**Task statement**
Quote the records that follow in full, leaving the pictures out.

— begin —

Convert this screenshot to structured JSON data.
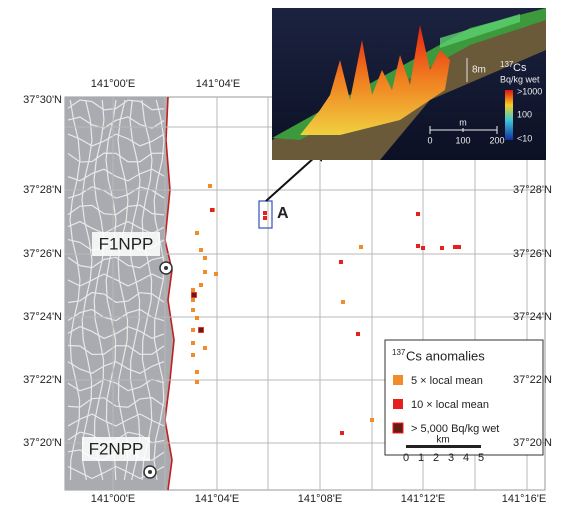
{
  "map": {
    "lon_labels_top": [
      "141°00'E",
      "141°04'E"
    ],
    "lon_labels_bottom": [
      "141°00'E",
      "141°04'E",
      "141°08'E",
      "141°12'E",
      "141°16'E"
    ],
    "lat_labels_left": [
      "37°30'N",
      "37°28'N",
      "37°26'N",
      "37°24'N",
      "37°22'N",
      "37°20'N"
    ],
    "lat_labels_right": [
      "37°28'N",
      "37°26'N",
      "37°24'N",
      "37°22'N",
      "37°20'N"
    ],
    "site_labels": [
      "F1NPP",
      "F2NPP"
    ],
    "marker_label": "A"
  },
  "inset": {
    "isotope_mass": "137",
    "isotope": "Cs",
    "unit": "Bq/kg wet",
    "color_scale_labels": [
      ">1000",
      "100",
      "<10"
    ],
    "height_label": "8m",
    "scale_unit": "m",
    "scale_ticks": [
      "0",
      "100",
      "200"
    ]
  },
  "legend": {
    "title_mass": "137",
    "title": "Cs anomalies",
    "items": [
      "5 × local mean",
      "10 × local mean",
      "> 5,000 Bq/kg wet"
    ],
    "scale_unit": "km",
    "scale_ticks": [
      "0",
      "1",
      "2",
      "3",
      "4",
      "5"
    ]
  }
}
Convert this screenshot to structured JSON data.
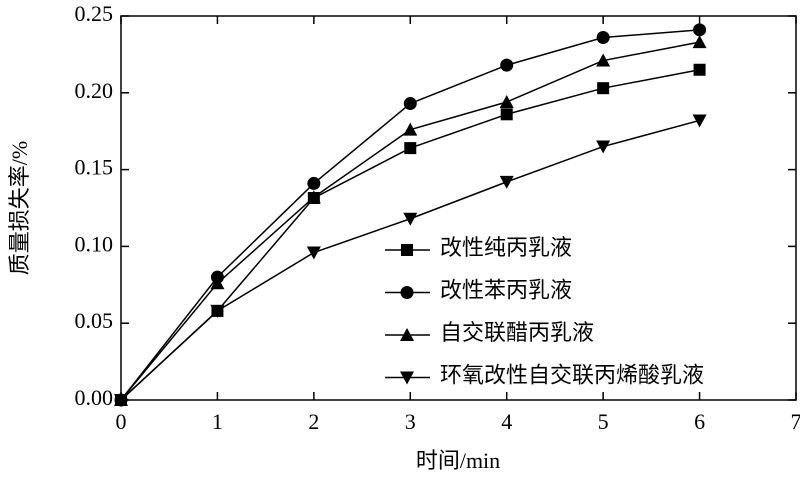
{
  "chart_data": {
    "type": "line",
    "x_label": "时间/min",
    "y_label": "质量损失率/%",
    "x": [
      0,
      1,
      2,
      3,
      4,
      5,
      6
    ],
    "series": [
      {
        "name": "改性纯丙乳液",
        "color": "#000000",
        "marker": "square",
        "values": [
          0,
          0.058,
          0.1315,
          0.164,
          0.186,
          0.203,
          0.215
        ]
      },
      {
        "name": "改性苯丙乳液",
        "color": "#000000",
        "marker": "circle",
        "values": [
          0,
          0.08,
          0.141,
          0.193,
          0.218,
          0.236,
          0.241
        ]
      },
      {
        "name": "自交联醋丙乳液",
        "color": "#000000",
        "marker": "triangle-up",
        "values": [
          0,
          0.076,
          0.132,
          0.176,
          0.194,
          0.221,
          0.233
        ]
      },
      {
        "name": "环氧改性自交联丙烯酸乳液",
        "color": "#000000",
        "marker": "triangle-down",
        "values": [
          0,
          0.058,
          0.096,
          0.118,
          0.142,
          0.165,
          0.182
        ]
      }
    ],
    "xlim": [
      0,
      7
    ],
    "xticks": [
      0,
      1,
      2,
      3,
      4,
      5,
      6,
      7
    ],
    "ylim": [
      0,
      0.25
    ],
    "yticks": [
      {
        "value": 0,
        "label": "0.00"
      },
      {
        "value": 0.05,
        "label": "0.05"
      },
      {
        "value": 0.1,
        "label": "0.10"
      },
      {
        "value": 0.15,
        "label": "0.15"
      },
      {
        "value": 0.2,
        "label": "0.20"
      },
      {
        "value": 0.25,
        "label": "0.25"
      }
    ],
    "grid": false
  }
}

— end —

**Task result**
Convert this screenshot to structured JSON data.
{
  "map": {
    "lon_labels_top": [
      "141°00'E",
      "141°04'E"
    ],
    "lon_labels_bottom": [
      "141°00'E",
      "141°04'E",
      "141°08'E",
      "141°12'E",
      "141°16'E"
    ],
    "lat_labels_left": [
      "37°30'N",
      "37°28'N",
      "37°26'N",
      "37°24'N",
      "37°22'N",
      "37°20'N"
    ],
    "lat_labels_right": [
      "37°28'N",
      "37°26'N",
      "37°24'N",
      "37°22'N",
      "37°20'N"
    ],
    "site_labels": [
      "F1NPP",
      "F2NPP"
    ],
    "marker_label": "A"
  },
  "inset": {
    "isotope_mass": "137",
    "isotope": "Cs",
    "unit": "Bq/kg wet",
    "color_scale_labels": [
      ">1000",
      "100",
      "<10"
    ],
    "height_label": "8m",
    "scale_unit": "m",
    "scale_ticks": [
      "0",
      "100",
      "200"
    ]
  },
  "legend": {
    "title_mass": "137",
    "title": "Cs anomalies",
    "items": [
      "5 × local mean",
      "10 × local mean",
      "> 5,000 Bq/kg wet"
    ],
    "scale_unit": "km",
    "scale_ticks": [
      "0",
      "1",
      "2",
      "3",
      "4",
      "5"
    ]
  }
}
Convert this screenshot to structured JSON data.
{
  "chart_data": {
    "type": "line",
    "x_label": "时间/min",
    "y_label": "质量损失率/%",
    "x": [
      0,
      1,
      2,
      3,
      4,
      5,
      6
    ],
    "series": [
      {
        "name": "改性纯丙乳液",
        "color": "#000000",
        "marker": "square",
        "values": [
          0,
          0.058,
          0.1315,
          0.164,
          0.186,
          0.203,
          0.215
        ]
      },
      {
        "name": "改性苯丙乳液",
        "color": "#000000",
        "marker": "circle",
        "values": [
          0,
          0.08,
          0.141,
          0.193,
          0.218,
          0.236,
          0.241
        ]
      },
      {
        "name": "自交联醋丙乳液",
        "color": "#000000",
        "marker": "triangle-up",
        "values": [
          0,
          0.076,
          0.132,
          0.176,
          0.194,
          0.221,
          0.233
        ]
      },
      {
        "name": "环氧改性自交联丙烯酸乳液",
        "color": "#000000",
        "marker": "triangle-down",
        "values": [
          0,
          0.058,
          0.096,
          0.118,
          0.142,
          0.165,
          0.182
        ]
      }
    ],
    "xlim": [
      0,
      7
    ],
    "xticks": [
      0,
      1,
      2,
      3,
      4,
      5,
      6,
      7
    ],
    "ylim": [
      0,
      0.25
    ],
    "yticks": [
      {
        "value": 0,
        "label": "0.00"
      },
      {
        "value": 0.05,
        "label": "0.05"
      },
      {
        "value": 0.1,
        "label": "0.10"
      },
      {
        "value": 0.15,
        "label": "0.15"
      },
      {
        "value": 0.2,
        "label": "0.20"
      },
      {
        "value": 0.25,
        "label": "0.25"
      }
    ],
    "grid": false
  }
}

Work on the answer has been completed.